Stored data

>> Begin

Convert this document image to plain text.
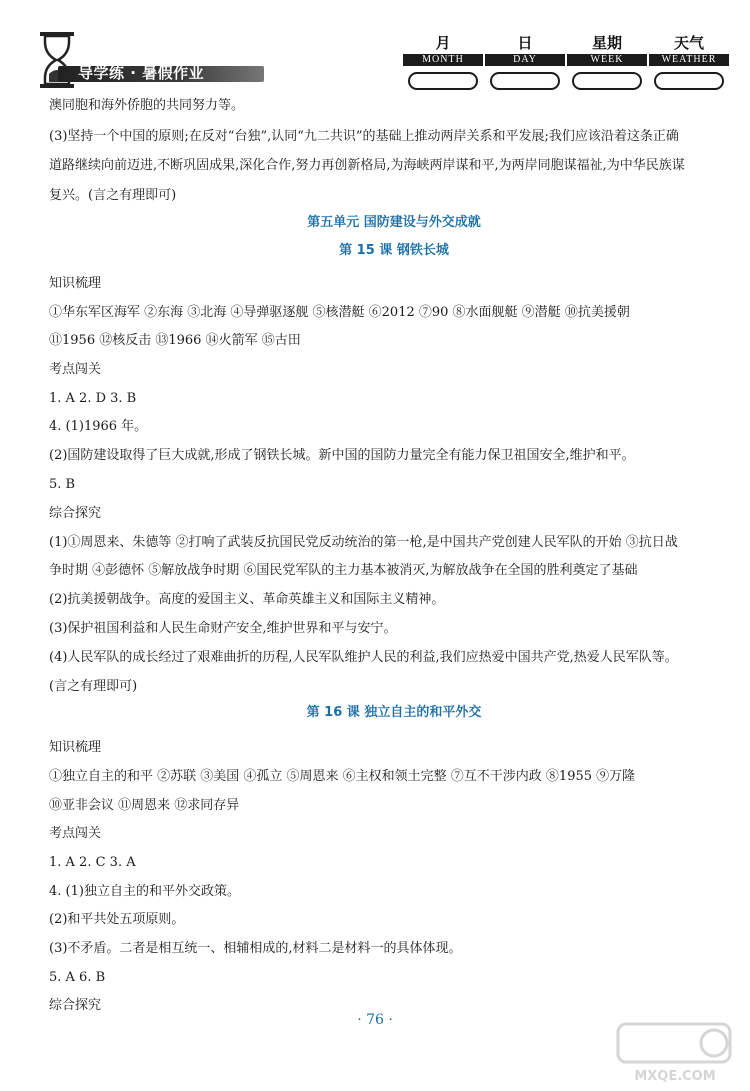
导学练 · 暑假作业
月
MONTH
日
DAY
星期
WEEK
天气
WEATHER
澳同胞和海外侨胞的共同努力等。
(3)坚持一个中国的原则;在反对“台独”,认同“九二共识”的基础上推动两岸关系和平发展;我们应该沿着这条正确
道路继续向前迈进,不断巩固成果,深化合作,努力再创新格局,为海峡两岸谋和平,为两岸同胞谋福祉,为中华民族谋
复兴。(言之有理即可)
第五单元 国防建设与外交成就
第 15 课 钢铁长城
知识梳理
①华东军区海军 ②东海 ③北海 ④导弹驱逐舰 ⑤核潜艇 ⑥2012 ⑦90 ⑧水面舰艇 ⑨潜艇 ⑩抗美援朝
⑪1956 ⑫核反击 ⑬1966 ⑭火箭军 ⑮古田
考点闯关
1. A 2. D 3. B
4. (1)1966 年。
(2)国防建设取得了巨大成就,形成了钢铁长城。新中国的国防力量完全有能力保卫祖国安全,维护和平。
5. B
综合探究
(1)①周恩来、朱德等 ②打响了武装反抗国民党反动统治的第一枪,是中国共产党创建人民军队的开始 ③抗日战
争时期 ④彭德怀 ⑤解放战争时期 ⑥国民党军队的主力基本被消灭,为解放战争在全国的胜利奠定了基础
(2)抗美援朝战争。高度的爱国主义、革命英雄主义和国际主义精神。
(3)保护祖国利益和人民生命财产安全,维护世界和平与安宁。
(4)人民军队的成长经过了艰难曲折的历程,人民军队维护人民的利益,我们应热爱中国共产党,热爱人民军队等。
(言之有理即可)
第 16 课 独立自主的和平外交
知识梳理
①独立自主的和平 ②苏联 ③美国 ④孤立 ⑤周恩来 ⑥主权和领土完整 ⑦互不干涉内政 ⑧1955 ⑨万隆
⑩亚非会议 ⑪周恩来 ⑫求同存异
考点闯关
1. A 2. C 3. A
4. (1)独立自主的和平外交政策。
(2)和平共处五项原则。
(3)不矛盾。二者是相互统一、相辅相成的,材料二是材料一的具体体现。
5. A 6. B
综合探究
· 76 ·
MXQE.COM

>> End

SET PROBLEM
Go through the listing above and write it all out exactly, leaving out any picture.

THE ANSWER
Convert this document image to plain text.
导学练 · 暑假作业
月
MONTH
日
DAY
星期
WEEK
天气
WEATHER
澳同胞和海外侨胞的共同努力等。
(3)坚持一个中国的原则;在反对“台独”,认同“九二共识”的基础上推动两岸关系和平发展;我们应该沿着这条正确
道路继续向前迈进,不断巩固成果,深化合作,努力再创新格局,为海峡两岸谋和平,为两岸同胞谋福祉,为中华民族谋
复兴。(言之有理即可)
第五单元 国防建设与外交成就
第 15 课 钢铁长城
知识梳理
①华东军区海军 ②东海 ③北海 ④导弹驱逐舰 ⑤核潜艇 ⑥2012 ⑦90 ⑧水面舰艇 ⑨潜艇 ⑩抗美援朝
⑪1956 ⑫核反击 ⑬1966 ⑭火箭军 ⑮古田
考点闯关
1. A 2. D 3. B
4. (1)1966 年。
(2)国防建设取得了巨大成就,形成了钢铁长城。新中国的国防力量完全有能力保卫祖国安全,维护和平。
5. B
综合探究
(1)①周恩来、朱德等 ②打响了武装反抗国民党反动统治的第一枪,是中国共产党创建人民军队的开始 ③抗日战
争时期 ④彭德怀 ⑤解放战争时期 ⑥国民党军队的主力基本被消灭,为解放战争在全国的胜利奠定了基础
(2)抗美援朝战争。高度的爱国主义、革命英雄主义和国际主义精神。
(3)保护祖国利益和人民生命财产安全,维护世界和平与安宁。
(4)人民军队的成长经过了艰难曲折的历程,人民军队维护人民的利益,我们应热爱中国共产党,热爱人民军队等。
(言之有理即可)
第 16 课 独立自主的和平外交
知识梳理
①独立自主的和平 ②苏联 ③美国 ④孤立 ⑤周恩来 ⑥主权和领土完整 ⑦互不干涉内政 ⑧1955 ⑨万隆
⑩亚非会议 ⑪周恩来 ⑫求同存异
考点闯关
1. A 2. C 3. A
4. (1)独立自主的和平外交政策。
(2)和平共处五项原则。
(3)不矛盾。二者是相互统一、相辅相成的,材料二是材料一的具体体现。
5. A 6. B
综合探究
· 76 ·
MXQE.COM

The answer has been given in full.